[Records from a dataset]
__________________________________________________
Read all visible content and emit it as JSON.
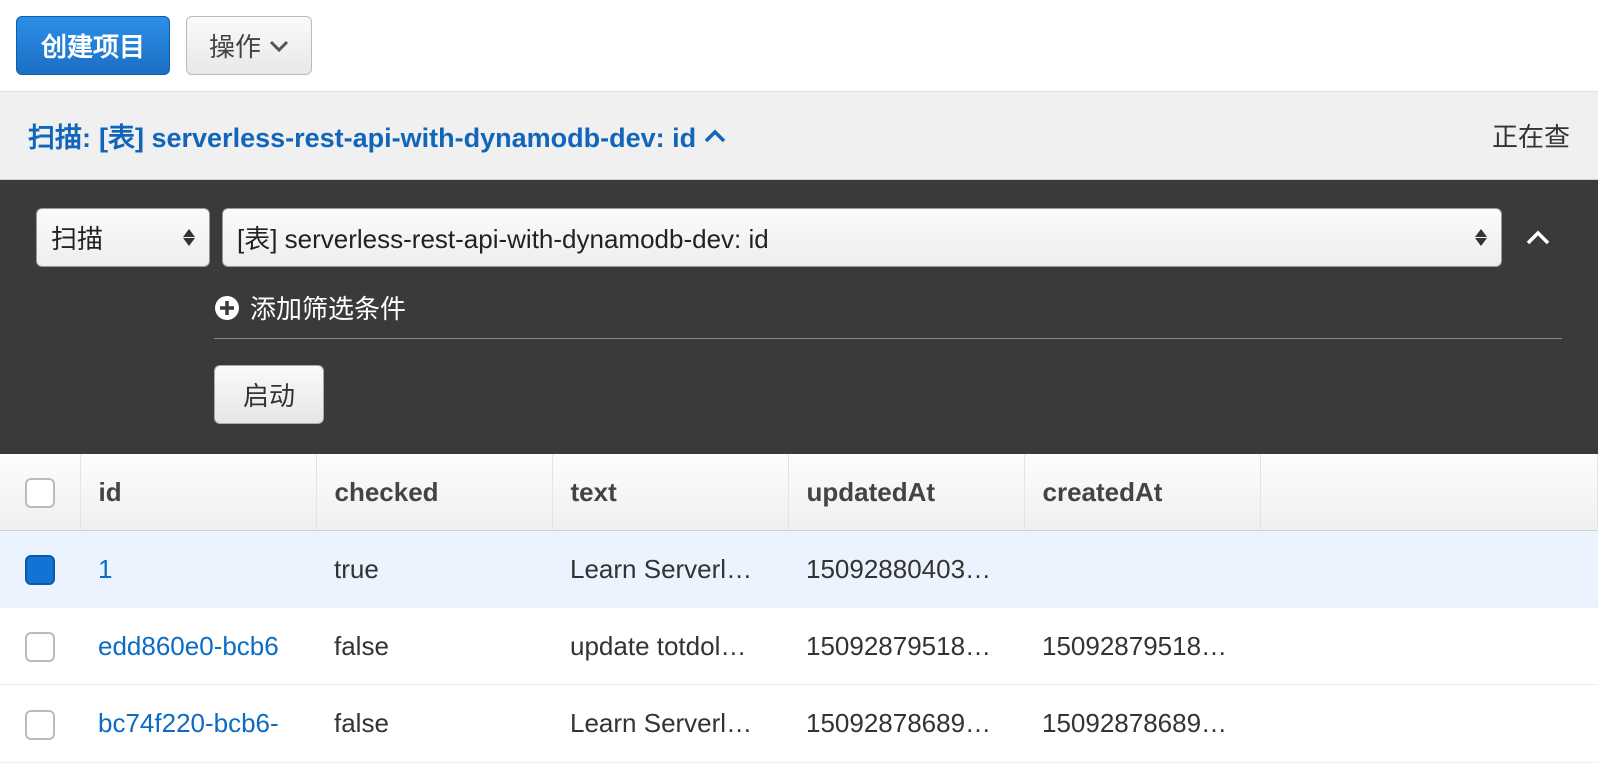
{
  "toolbar": {
    "create_label": "创建项目",
    "actions_label": "操作"
  },
  "scan_header": {
    "title_prefix": "扫描: ",
    "title_detail": "[表] serverless-rest-api-with-dynamodb-dev: id",
    "status": "正在查"
  },
  "dark_panel": {
    "scan_option": "扫描",
    "table_option": "[表] serverless-rest-api-with-dynamodb-dev: id",
    "add_filter": "添加筛选条件",
    "start": "启动"
  },
  "table": {
    "headers": {
      "id": "id",
      "checked": "checked",
      "text": "text",
      "updatedAt": "updatedAt",
      "createdAt": "createdAt"
    },
    "rows": [
      {
        "selected": true,
        "id": "1",
        "checked": "true",
        "text": "Learn Serverl…",
        "updatedAt": "15092880403…",
        "createdAt": ""
      },
      {
        "selected": false,
        "id": "edd860e0-bcb6",
        "checked": "false",
        "text": "update totdol…",
        "updatedAt": "15092879518…",
        "createdAt": "15092879518…"
      },
      {
        "selected": false,
        "id": "bc74f220-bcb6-",
        "checked": "false",
        "text": "Learn Serverl…",
        "updatedAt": "15092878689…",
        "createdAt": "15092878689…"
      }
    ]
  }
}
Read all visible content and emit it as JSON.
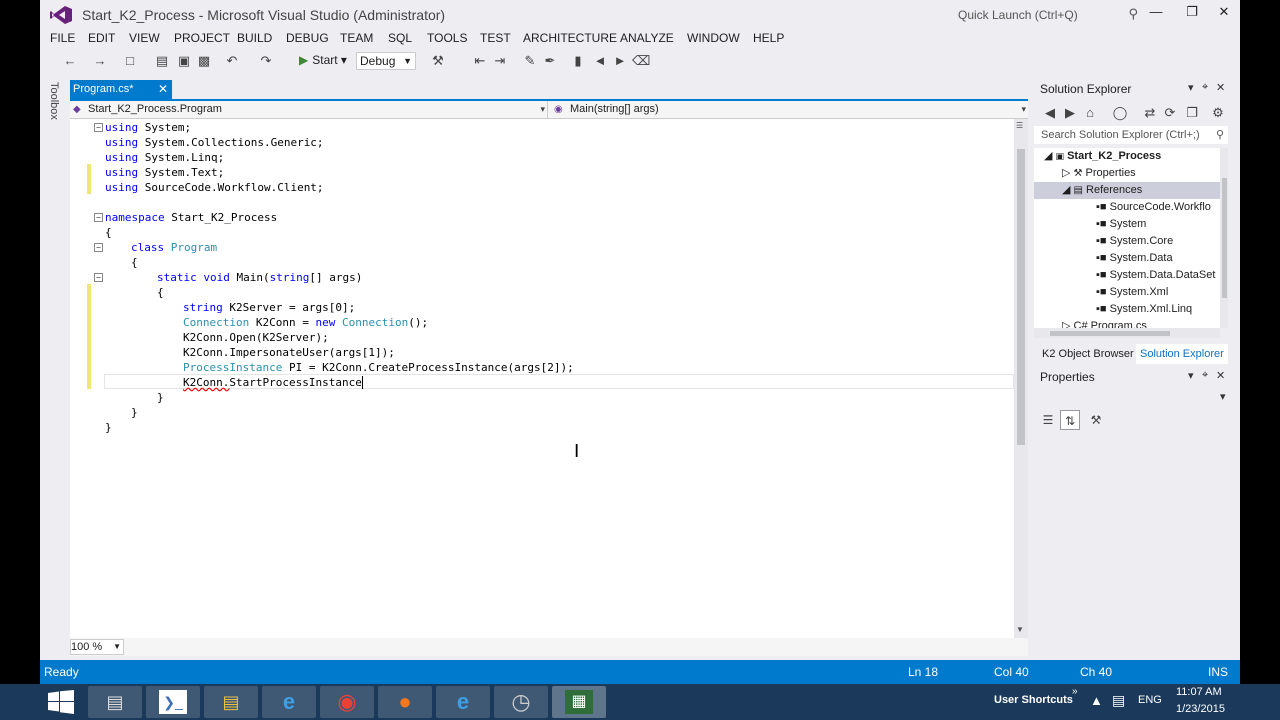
{
  "window": {
    "title": "Start_K2_Process - Microsoft Visual Studio (Administrator)",
    "quick_launch_placeholder": "Quick Launch (Ctrl+Q)"
  },
  "menu": [
    "FILE",
    "EDIT",
    "VIEW",
    "PROJECT",
    "BUILD",
    "DEBUG",
    "TEAM",
    "SQL",
    "TOOLS",
    "TEST",
    "ARCHITECTURE",
    "ANALYZE",
    "WINDOW",
    "HELP"
  ],
  "toolbar": {
    "start_label": "Start",
    "config_value": "Debug"
  },
  "toolbox": {
    "label": "Toolbox"
  },
  "document_tab": {
    "label": "Program.cs*"
  },
  "navbar": {
    "type_value": "Start_K2_Process.Program",
    "member_value": "Main(string[] args)"
  },
  "code": {
    "l1_kw": "using",
    "l1_rest": " System;",
    "l2_kw": "using",
    "l2_rest": " System.Collections.Generic;",
    "l3_kw": "using",
    "l3_rest": " System.Linq;",
    "l4_kw": "using",
    "l4_rest": " System.Text;",
    "l5_kw": "using",
    "l5_rest": " SourceCode.Workflow.Client;",
    "l7_kw": "namespace",
    "l7_rest": " Start_K2_Process",
    "l8": "{",
    "l9_kw": "class",
    "l9_ty": " Program",
    "l10": "{",
    "l11_kw": "static void",
    "l11_rest": " Main(",
    "l11_kw2": "string",
    "l11_rest2": "[] args)",
    "l12": "{",
    "l13_kw": "string",
    "l13_rest": " K2Server = args[0];",
    "l14_ty": "Connection",
    "l14_rest": " K2Conn = ",
    "l14_kw": "new",
    "l14_ty2": " Connection",
    "l14_rest2": "();",
    "l15": "K2Conn.Open(K2Server);",
    "l16": "K2Conn.ImpersonateUser(args[1]);",
    "l17_ty": "ProcessInstance",
    "l17_rest": " PI = K2Conn.CreateProcessInstance(args[2]);",
    "l18_sq": "K2Conn.",
    "l18_rest": "StartProcessInstance",
    "l19": "}",
    "l20": "}",
    "l21": "}"
  },
  "zoom": {
    "value": "100 %"
  },
  "solution_explorer": {
    "title": "Solution Explorer",
    "search_placeholder": "Search Solution Explorer (Ctrl+;)",
    "tree": [
      "Start_K2_Process",
      "Properties",
      "References",
      "SourceCode.Workflo",
      "System",
      "System.Core",
      "System.Data",
      "System.Data.DataSet",
      "System.Xml",
      "System.Xml.Linq",
      "Program.cs"
    ],
    "tabs": [
      "K2 Object Browser",
      "Solution Explorer"
    ]
  },
  "properties": {
    "title": "Properties"
  },
  "status": {
    "ready": "Ready",
    "line": "Ln 18",
    "col": "Col 40",
    "ch": "Ch 40",
    "mode": "INS"
  },
  "taskbar": {
    "user_shortcuts": "User Shortcuts",
    "lang": "ENG",
    "time": "11:07 AM",
    "date": "1/23/2015"
  },
  "colors": {
    "accent": "#007acc",
    "keyword": "#0000ff",
    "type": "#2b91af",
    "taskbar": "#1b3a5b"
  }
}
__________________________________________________
**STATED GOAL:** Ignore the images and quote every line of the listing exactly.

**RESPONSE BELOW:**
Read all visible content and emit it as JSON.
{
  "toolbar": {
    "create_label": "创建项目",
    "actions_label": "操作"
  },
  "scan_header": {
    "title_prefix": "扫描: ",
    "title_detail": "[表] serverless-rest-api-with-dynamodb-dev: id",
    "status": "正在查"
  },
  "dark_panel": {
    "scan_option": "扫描",
    "table_option": "[表] serverless-rest-api-with-dynamodb-dev: id",
    "add_filter": "添加筛选条件",
    "start": "启动"
  },
  "table": {
    "headers": {
      "id": "id",
      "checked": "checked",
      "text": "text",
      "updatedAt": "updatedAt",
      "createdAt": "createdAt"
    },
    "rows": [
      {
        "selected": true,
        "id": "1",
        "checked": "true",
        "text": "Learn Serverl…",
        "updatedAt": "15092880403…",
        "createdAt": ""
      },
      {
        "selected": false,
        "id": "edd860e0-bcb6",
        "checked": "false",
        "text": "update totdol…",
        "updatedAt": "15092879518…",
        "createdAt": "15092879518…"
      },
      {
        "selected": false,
        "id": "bc74f220-bcb6-",
        "checked": "false",
        "text": "Learn Serverl…",
        "updatedAt": "15092878689…",
        "createdAt": "15092878689…"
      }
    ]
  }
}
Read all visible content and emit it as JSON.
{
  "window": {
    "title": "Start_K2_Process - Microsoft Visual Studio (Administrator)",
    "quick_launch_placeholder": "Quick Launch (Ctrl+Q)"
  },
  "menu": [
    "FILE",
    "EDIT",
    "VIEW",
    "PROJECT",
    "BUILD",
    "DEBUG",
    "TEAM",
    "SQL",
    "TOOLS",
    "TEST",
    "ARCHITECTURE",
    "ANALYZE",
    "WINDOW",
    "HELP"
  ],
  "toolbar": {
    "start_label": "Start",
    "config_value": "Debug"
  },
  "toolbox": {
    "label": "Toolbox"
  },
  "document_tab": {
    "label": "Program.cs*"
  },
  "navbar": {
    "type_value": "Start_K2_Process.Program",
    "member_value": "Main(string[] args)"
  },
  "code": {
    "l1_kw": "using",
    "l1_rest": " System;",
    "l2_kw": "using",
    "l2_rest": " System.Collections.Generic;",
    "l3_kw": "using",
    "l3_rest": " System.Linq;",
    "l4_kw": "using",
    "l4_rest": " System.Text;",
    "l5_kw": "using",
    "l5_rest": " SourceCode.Workflow.Client;",
    "l7_kw": "namespace",
    "l7_rest": " Start_K2_Process",
    "l8": "{",
    "l9_kw": "class",
    "l9_ty": " Program",
    "l10": "{",
    "l11_kw": "static void",
    "l11_rest": " Main(",
    "l11_kw2": "string",
    "l11_rest2": "[] args)",
    "l12": "{",
    "l13_kw": "string",
    "l13_rest": " K2Server = args[0];",
    "l14_ty": "Connection",
    "l14_rest": " K2Conn = ",
    "l14_kw": "new",
    "l14_ty2": " Connection",
    "l14_rest2": "();",
    "l15": "K2Conn.Open(K2Server);",
    "l16": "K2Conn.ImpersonateUser(args[1]);",
    "l17_ty": "ProcessInstance",
    "l17_rest": " PI = K2Conn.CreateProcessInstance(args[2]);",
    "l18_sq": "K2Conn.",
    "l18_rest": "StartProcessInstance",
    "l19": "}",
    "l20": "}",
    "l21": "}"
  },
  "zoom": {
    "value": "100 %"
  },
  "solution_explorer": {
    "title": "Solution Explorer",
    "search_placeholder": "Search Solution Explorer (Ctrl+;)",
    "tree": [
      "Start_K2_Process",
      "Properties",
      "References",
      "SourceCode.Workflo",
      "System",
      "System.Core",
      "System.Data",
      "System.Data.DataSet",
      "System.Xml",
      "System.Xml.Linq",
      "Program.cs"
    ],
    "tabs": [
      "K2 Object Browser",
      "Solution Explorer"
    ]
  },
  "properties": {
    "title": "Properties"
  },
  "status": {
    "ready": "Ready",
    "line": "Ln 18",
    "col": "Col 40",
    "ch": "Ch 40",
    "mode": "INS"
  },
  "taskbar": {
    "user_shortcuts": "User Shortcuts",
    "lang": "ENG",
    "time": "11:07 AM",
    "date": "1/23/2015"
  },
  "colors": {
    "accent": "#007acc",
    "keyword": "#0000ff",
    "type": "#2b91af",
    "taskbar": "#1b3a5b"
  }
}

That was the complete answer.